==== Record excerpts ====

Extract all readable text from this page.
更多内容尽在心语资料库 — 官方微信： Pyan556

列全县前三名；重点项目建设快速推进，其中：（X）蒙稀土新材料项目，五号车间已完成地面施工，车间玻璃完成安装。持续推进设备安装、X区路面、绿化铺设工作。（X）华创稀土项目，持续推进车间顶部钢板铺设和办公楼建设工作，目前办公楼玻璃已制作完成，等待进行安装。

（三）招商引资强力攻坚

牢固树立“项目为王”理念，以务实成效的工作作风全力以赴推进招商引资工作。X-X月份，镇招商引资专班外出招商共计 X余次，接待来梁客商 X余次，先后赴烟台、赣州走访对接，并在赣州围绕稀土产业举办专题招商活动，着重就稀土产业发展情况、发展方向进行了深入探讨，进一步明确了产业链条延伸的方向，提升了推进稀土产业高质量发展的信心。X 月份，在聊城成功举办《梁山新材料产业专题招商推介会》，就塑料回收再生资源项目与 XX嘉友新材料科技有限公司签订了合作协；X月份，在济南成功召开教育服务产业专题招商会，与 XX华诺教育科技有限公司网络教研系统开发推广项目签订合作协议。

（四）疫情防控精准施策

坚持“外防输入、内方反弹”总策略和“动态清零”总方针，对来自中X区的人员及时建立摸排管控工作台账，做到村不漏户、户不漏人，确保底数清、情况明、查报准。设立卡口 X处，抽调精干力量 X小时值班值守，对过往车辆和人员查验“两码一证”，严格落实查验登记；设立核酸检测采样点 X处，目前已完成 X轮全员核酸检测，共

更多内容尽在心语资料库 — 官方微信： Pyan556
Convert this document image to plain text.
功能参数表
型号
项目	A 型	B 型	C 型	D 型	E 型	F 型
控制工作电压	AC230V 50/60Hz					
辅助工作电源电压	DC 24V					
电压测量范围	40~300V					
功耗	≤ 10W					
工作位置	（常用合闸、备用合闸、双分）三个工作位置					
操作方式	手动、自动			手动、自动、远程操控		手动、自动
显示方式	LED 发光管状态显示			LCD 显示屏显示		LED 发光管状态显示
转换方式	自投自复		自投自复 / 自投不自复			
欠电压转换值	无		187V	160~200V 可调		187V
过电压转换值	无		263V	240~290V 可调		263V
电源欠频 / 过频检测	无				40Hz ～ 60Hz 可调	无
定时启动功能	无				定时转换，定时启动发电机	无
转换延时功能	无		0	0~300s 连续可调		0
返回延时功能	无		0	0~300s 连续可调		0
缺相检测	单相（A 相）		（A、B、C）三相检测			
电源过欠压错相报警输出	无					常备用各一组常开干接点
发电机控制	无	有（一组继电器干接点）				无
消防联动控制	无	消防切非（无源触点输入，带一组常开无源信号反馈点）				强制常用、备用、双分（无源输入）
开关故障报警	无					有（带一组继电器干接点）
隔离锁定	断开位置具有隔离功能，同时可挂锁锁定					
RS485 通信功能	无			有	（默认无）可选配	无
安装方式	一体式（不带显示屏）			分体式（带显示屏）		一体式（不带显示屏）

====

§ **What you should do**: In the records, locate each line holding the string "this" and copy it.

§ **Result below**:
Extract all readable text from this page.
Convert this document image to plain text.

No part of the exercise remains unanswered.